- MATERIAL SUPPLIED -
★ ★ ★ ★ ★ ★ ★

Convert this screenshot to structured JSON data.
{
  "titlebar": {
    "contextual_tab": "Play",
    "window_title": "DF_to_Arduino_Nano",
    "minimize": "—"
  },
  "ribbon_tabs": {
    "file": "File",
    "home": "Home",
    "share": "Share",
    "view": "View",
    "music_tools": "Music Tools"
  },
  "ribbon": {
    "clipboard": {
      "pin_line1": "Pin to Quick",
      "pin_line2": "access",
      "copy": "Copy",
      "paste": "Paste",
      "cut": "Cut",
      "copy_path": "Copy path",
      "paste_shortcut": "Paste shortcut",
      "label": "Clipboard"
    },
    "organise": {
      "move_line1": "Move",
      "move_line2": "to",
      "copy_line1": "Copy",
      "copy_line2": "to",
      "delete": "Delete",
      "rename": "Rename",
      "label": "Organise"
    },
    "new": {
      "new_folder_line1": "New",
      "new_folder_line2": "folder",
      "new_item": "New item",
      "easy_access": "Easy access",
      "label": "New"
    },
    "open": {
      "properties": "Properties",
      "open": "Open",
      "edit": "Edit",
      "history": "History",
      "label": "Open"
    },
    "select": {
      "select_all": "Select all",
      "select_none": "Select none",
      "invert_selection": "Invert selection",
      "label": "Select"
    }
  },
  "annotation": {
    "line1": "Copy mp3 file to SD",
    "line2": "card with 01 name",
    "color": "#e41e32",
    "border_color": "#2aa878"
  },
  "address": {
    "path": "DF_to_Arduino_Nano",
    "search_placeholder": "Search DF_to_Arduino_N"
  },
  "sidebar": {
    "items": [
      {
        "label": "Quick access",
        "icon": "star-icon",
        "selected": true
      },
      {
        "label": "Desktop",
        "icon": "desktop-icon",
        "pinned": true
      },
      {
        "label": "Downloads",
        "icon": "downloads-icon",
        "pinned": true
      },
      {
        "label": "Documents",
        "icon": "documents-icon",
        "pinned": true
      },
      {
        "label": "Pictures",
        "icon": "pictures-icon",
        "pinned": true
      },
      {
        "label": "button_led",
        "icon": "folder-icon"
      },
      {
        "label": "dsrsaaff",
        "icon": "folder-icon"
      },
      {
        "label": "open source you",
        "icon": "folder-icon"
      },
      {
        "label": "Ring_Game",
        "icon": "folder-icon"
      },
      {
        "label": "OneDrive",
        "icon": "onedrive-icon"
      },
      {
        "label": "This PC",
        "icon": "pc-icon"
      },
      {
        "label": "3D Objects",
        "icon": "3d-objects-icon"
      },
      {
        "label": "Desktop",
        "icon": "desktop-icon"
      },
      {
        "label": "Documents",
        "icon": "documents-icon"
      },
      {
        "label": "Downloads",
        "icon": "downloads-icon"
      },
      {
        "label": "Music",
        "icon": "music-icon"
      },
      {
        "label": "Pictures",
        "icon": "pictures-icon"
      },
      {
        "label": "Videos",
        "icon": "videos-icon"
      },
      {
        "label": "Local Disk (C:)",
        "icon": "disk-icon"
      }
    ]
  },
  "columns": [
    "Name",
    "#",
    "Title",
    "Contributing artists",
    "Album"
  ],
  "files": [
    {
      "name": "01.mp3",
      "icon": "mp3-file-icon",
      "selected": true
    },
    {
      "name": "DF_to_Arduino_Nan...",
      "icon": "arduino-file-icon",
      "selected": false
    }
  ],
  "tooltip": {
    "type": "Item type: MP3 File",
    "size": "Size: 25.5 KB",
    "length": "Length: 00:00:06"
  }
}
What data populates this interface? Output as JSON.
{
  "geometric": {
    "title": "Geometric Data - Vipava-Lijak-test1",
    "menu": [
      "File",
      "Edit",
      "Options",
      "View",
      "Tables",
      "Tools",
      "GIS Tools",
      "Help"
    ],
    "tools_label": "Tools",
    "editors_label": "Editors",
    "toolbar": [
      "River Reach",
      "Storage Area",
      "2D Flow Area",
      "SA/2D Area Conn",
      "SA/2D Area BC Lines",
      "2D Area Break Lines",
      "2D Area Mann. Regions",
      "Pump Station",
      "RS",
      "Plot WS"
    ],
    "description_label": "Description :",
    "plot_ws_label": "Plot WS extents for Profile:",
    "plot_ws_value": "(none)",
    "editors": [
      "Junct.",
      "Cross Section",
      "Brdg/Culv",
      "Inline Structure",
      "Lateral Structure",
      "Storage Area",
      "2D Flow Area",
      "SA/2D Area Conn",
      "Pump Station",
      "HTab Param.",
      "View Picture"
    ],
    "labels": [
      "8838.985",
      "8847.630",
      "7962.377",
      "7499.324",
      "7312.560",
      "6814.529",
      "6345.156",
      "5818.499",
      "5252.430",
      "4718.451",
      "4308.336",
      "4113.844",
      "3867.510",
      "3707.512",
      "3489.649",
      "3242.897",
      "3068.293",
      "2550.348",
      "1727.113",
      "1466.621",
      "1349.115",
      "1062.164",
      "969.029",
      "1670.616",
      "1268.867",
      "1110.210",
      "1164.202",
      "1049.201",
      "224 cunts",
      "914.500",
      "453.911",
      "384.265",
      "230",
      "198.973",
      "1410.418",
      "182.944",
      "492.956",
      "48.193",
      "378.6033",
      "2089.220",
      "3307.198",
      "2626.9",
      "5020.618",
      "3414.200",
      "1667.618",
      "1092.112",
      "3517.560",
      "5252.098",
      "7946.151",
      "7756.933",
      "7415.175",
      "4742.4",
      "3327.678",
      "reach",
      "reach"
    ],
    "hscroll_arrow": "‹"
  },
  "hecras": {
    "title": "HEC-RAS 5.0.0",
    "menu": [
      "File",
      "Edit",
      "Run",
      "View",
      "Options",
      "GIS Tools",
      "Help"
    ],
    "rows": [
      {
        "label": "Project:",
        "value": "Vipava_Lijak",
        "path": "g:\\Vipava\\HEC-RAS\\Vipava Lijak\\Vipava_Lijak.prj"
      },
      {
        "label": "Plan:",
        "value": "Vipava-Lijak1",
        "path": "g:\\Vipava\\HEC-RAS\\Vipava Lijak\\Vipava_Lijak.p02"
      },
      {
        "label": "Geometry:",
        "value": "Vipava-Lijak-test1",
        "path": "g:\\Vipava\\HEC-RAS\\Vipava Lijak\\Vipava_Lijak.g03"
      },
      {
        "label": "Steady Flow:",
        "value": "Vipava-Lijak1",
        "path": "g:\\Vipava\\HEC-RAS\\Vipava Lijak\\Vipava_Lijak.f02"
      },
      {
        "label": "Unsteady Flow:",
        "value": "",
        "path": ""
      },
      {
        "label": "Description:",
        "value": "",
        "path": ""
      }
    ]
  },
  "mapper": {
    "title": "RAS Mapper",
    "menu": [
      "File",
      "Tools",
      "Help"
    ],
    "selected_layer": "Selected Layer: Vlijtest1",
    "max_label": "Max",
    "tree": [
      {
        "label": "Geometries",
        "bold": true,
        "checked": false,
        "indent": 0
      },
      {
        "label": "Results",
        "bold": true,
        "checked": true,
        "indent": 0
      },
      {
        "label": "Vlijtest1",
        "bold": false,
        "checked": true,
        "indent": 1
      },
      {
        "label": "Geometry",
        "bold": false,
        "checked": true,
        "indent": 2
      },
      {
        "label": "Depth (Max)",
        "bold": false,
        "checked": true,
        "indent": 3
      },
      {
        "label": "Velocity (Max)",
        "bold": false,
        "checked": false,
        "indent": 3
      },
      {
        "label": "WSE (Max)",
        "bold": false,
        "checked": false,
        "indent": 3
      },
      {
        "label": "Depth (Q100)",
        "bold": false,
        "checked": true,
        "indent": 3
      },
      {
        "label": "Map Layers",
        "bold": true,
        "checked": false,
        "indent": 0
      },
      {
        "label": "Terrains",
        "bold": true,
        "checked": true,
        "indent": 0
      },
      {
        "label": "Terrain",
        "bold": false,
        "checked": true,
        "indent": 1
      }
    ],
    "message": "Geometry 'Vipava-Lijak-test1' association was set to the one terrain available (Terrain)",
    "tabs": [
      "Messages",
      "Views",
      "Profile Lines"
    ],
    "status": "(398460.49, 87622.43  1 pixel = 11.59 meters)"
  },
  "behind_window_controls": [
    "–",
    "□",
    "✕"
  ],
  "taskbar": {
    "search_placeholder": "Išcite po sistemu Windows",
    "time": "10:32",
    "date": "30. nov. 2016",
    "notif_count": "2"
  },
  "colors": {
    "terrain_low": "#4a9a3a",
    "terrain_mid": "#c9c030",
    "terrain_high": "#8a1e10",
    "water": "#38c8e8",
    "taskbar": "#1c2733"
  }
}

★ ★ ★ ★ ★ ★ ★

- WHAT IS BEING ASKED -
Pick out every line holding the string "Lines" and return it.

- SOLUTION TO THE EXERCISE -
      "SA/2D Area BC Lines",
      "2D Area Break Lines",
      "Profile Lines"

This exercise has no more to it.